## TASK DATA

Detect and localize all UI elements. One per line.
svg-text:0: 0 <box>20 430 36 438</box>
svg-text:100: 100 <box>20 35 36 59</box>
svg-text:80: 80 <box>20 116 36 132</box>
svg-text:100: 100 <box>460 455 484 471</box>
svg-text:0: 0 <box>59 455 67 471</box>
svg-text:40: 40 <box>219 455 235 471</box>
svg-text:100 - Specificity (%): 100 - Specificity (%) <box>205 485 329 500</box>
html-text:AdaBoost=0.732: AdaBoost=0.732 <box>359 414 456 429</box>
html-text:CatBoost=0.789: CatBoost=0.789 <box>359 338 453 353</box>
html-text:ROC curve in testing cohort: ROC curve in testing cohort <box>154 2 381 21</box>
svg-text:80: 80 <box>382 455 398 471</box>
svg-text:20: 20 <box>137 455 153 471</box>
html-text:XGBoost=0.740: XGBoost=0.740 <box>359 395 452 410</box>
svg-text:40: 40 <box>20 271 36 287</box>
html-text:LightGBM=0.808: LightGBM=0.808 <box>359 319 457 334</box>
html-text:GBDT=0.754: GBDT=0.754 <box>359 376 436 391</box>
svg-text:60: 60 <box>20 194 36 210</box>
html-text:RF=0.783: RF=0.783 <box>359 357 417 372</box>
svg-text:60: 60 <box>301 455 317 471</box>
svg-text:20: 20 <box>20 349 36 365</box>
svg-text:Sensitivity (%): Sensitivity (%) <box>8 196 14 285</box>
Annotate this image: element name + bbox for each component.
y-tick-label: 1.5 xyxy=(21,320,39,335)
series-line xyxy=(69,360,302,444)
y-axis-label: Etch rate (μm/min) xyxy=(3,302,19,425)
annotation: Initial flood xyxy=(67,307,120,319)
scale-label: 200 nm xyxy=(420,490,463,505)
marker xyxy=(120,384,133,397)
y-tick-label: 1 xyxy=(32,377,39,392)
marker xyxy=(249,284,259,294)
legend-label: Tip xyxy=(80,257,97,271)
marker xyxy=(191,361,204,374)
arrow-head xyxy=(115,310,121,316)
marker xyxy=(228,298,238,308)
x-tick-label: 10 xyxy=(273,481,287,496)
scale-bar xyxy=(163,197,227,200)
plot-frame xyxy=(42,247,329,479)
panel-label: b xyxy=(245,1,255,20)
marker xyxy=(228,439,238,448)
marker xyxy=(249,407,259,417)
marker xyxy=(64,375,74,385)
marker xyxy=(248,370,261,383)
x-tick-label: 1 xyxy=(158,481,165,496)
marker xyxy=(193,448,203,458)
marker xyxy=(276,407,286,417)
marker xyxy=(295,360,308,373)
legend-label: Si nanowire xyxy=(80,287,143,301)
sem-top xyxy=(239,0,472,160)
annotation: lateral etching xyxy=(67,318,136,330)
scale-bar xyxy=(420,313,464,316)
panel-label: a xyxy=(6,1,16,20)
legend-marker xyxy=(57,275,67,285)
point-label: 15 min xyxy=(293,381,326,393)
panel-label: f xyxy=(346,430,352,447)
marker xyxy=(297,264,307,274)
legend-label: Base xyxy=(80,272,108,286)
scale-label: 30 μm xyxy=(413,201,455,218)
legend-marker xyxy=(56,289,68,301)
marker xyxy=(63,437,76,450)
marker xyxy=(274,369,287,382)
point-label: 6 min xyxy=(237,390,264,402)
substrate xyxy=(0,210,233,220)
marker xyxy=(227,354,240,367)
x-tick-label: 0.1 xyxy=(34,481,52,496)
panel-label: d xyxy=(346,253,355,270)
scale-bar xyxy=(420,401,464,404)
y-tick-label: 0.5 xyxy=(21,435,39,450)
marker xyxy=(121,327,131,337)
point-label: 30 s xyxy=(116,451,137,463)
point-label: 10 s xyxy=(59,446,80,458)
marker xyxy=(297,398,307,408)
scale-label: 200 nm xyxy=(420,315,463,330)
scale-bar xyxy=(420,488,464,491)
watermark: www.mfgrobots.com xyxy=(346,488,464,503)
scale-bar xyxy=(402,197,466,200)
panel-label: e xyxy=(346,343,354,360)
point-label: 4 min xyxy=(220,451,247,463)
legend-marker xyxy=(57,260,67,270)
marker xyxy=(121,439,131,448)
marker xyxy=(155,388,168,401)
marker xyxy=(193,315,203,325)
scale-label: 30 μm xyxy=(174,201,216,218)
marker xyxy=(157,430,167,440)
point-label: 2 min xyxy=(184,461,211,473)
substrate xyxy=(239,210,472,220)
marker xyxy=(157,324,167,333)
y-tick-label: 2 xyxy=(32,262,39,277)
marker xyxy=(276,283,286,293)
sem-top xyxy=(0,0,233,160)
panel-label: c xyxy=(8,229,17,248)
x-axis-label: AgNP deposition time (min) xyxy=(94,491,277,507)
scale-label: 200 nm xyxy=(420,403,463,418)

## SHORT TASK
Copy every record above line for line, with no changes.

## EXERCISE RESULT
Detect and localize all UI elements. One per line.
svg-text:0: 0 <box>20 430 36 438</box>
svg-text:100: 100 <box>20 35 36 59</box>
svg-text:80: 80 <box>20 116 36 132</box>
svg-text:100: 100 <box>460 455 484 471</box>
svg-text:0: 0 <box>59 455 67 471</box>
svg-text:40: 40 <box>219 455 235 471</box>
svg-text:100 - Specificity (%): 100 - Specificity (%) <box>205 485 329 500</box>
html-text:AdaBoost=0.732: AdaBoost=0.732 <box>359 414 456 429</box>
html-text:CatBoost=0.789: CatBoost=0.789 <box>359 338 453 353</box>
html-text:ROC curve in testing cohort: ROC curve in testing cohort <box>154 2 381 21</box>
svg-text:80: 80 <box>382 455 398 471</box>
svg-text:20: 20 <box>137 455 153 471</box>
html-text:XGBoost=0.740: XGBoost=0.740 <box>359 395 452 410</box>
svg-text:40: 40 <box>20 271 36 287</box>
html-text:LightGBM=0.808: LightGBM=0.808 <box>359 319 457 334</box>
html-text:GBDT=0.754: GBDT=0.754 <box>359 376 436 391</box>
svg-text:60: 60 <box>20 194 36 210</box>
html-text:RF=0.783: RF=0.783 <box>359 357 417 372</box>
svg-text:60: 60 <box>301 455 317 471</box>
svg-text:20: 20 <box>20 349 36 365</box>
svg-text:Sensitivity (%): Sensitivity (%) <box>8 196 14 285</box>
Annotate this image: element name + bbox for each component.
y-tick-label: 1.5 xyxy=(21,320,39,335)
series-line xyxy=(69,360,302,444)
y-axis-label: Etch rate (μm/min) xyxy=(3,302,19,425)
annotation: Initial flood xyxy=(67,307,120,319)
scale-label: 200 nm xyxy=(420,490,463,505)
marker xyxy=(120,384,133,397)
y-tick-label: 1 xyxy=(32,377,39,392)
marker xyxy=(249,284,259,294)
legend-label: Tip xyxy=(80,257,97,271)
marker xyxy=(191,361,204,374)
arrow-head xyxy=(115,310,121,316)
marker xyxy=(228,298,238,308)
x-tick-label: 10 xyxy=(273,481,287,496)
scale-bar xyxy=(163,197,227,200)
plot-frame xyxy=(42,247,329,479)
panel-label: b xyxy=(245,1,255,20)
marker xyxy=(228,439,238,448)
marker xyxy=(249,407,259,417)
marker xyxy=(64,375,74,385)
marker xyxy=(248,370,261,383)
x-tick-label: 1 xyxy=(158,481,165,496)
marker xyxy=(193,448,203,458)
marker xyxy=(276,407,286,417)
marker xyxy=(295,360,308,373)
legend-label: Si nanowire xyxy=(80,287,143,301)
sem-top xyxy=(239,0,472,160)
annotation: lateral etching xyxy=(67,318,136,330)
scale-bar xyxy=(420,313,464,316)
panel-label: a xyxy=(6,1,16,20)
legend-marker xyxy=(57,275,67,285)
point-label: 15 min xyxy=(293,381,326,393)
panel-label: f xyxy=(346,430,352,447)
marker xyxy=(297,264,307,274)
legend-label: Base xyxy=(80,272,108,286)
scale-label: 30 μm xyxy=(413,201,455,218)
legend-marker xyxy=(56,289,68,301)
marker xyxy=(63,437,76,450)
marker xyxy=(274,369,287,382)
point-label: 6 min xyxy=(237,390,264,402)
substrate xyxy=(0,210,233,220)
marker xyxy=(227,354,240,367)
x-tick-label: 0.1 xyxy=(34,481,52,496)
panel-label: d xyxy=(346,253,355,270)
scale-bar xyxy=(420,401,464,404)
y-tick-label: 0.5 xyxy=(21,435,39,450)
marker xyxy=(121,327,131,337)
point-label: 30 s xyxy=(116,451,137,463)
point-label: 10 s xyxy=(59,446,80,458)
marker xyxy=(297,398,307,408)
scale-label: 200 nm xyxy=(420,315,463,330)
scale-bar xyxy=(420,488,464,491)
watermark: www.mfgrobots.com xyxy=(346,488,464,503)
scale-bar xyxy=(402,197,466,200)
panel-label: e xyxy=(346,343,354,360)
point-label: 4 min xyxy=(220,451,247,463)
legend-marker xyxy=(57,260,67,270)
marker xyxy=(121,439,131,448)
marker xyxy=(155,388,168,401)
marker xyxy=(193,315,203,325)
scale-label: 30 μm xyxy=(174,201,216,218)
marker xyxy=(157,430,167,440)
point-label: 2 min xyxy=(184,461,211,473)
substrate xyxy=(239,210,472,220)
marker xyxy=(157,324,167,333)
y-tick-label: 2 xyxy=(32,262,39,277)
marker xyxy=(276,283,286,293)
sem-top xyxy=(0,0,233,160)
panel-label: c xyxy=(8,229,17,248)
x-axis-label: AgNP deposition time (min) xyxy=(94,491,277,507)
scale-label: 200 nm xyxy=(420,403,463,418)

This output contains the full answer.